Dataset entries
▼▼▼
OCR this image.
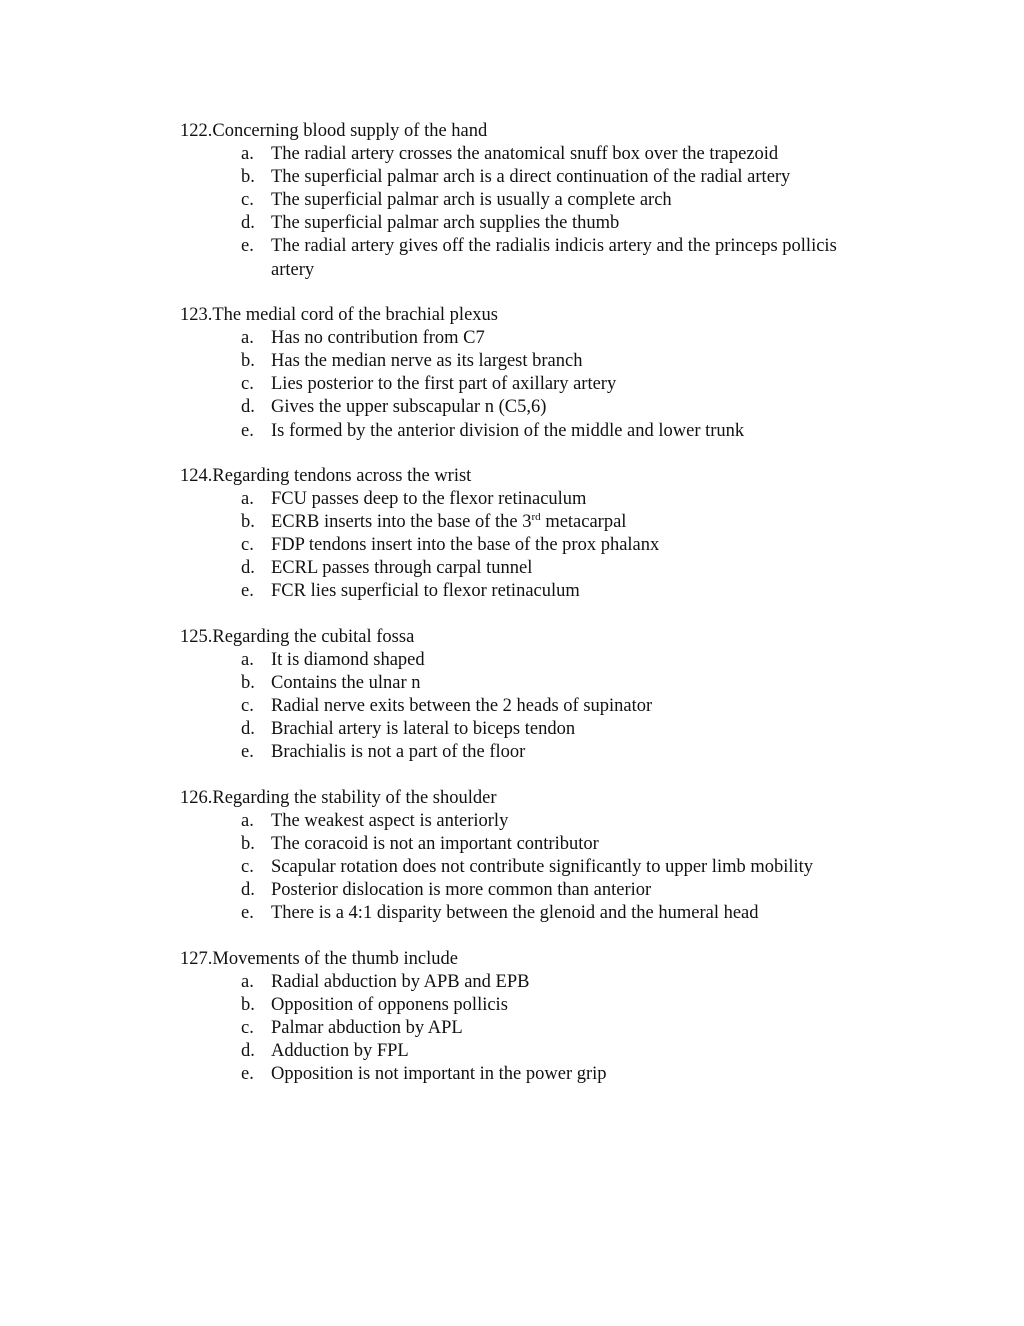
122.Concerning blood supply of the hand

a. The radial artery crosses the anatomical snuff box over the trapezoid
b. The superficial palmar arch is a direct continuation of the radial artery
c. The superficial palmar arch is usually a complete arch
d. The superficial palmar arch supplies the thumb
e. The radial artery gives off the radialis indicis artery and the princeps pollicis artery

123.The medial cord of the brachial plexus

a. Has no contribution from C7
b. Has the median nerve as its largest branch
c. Lies posterior to the first part of axillary artery
d. Gives the upper subscapular n (C5,6)
e. Is formed by the anterior division of the middle and lower trunk

124.Regarding tendons across the wrist

a. FCU passes deep to the flexor retinaculum
b. ECRB inserts into the base of the 3rd metacarpal
c. FDP tendons insert into the base of the prox phalanx
d. ECRL passes through carpal tunnel
e. FCR lies superficial to flexor retinaculum

125.Regarding the cubital fossa

a. It is diamond shaped
b. Contains the ulnar n
c. Radial nerve exits between the 2 heads of supinator
d. Brachial artery is lateral to biceps tendon
e. Brachialis is not a part of the floor

126.Regarding the stability of the shoulder

a. The weakest aspect is anteriorly
b. The coracoid is not an important contributor
c. Scapular rotation does not contribute significantly to upper limb mobility
d. Posterior dislocation is more common than anterior
e. There is a 4:1 disparity between the glenoid and the humeral head

127.Movements of the thumb include

a. Radial abduction by APB and EPB
b. Opposition of opponens pollicis
c. Palmar abduction by APL
d. Adduction by FPL
e. Opposition is not important in the power grip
▲▲▲
* PROBLEM *
Locate the lines above that contain "flexor" and copy them.

* WRITTEN RESPONSE *
a. FCU passes deep to the flexor retinaculum
e. FCR lies superficial to flexor retinaculum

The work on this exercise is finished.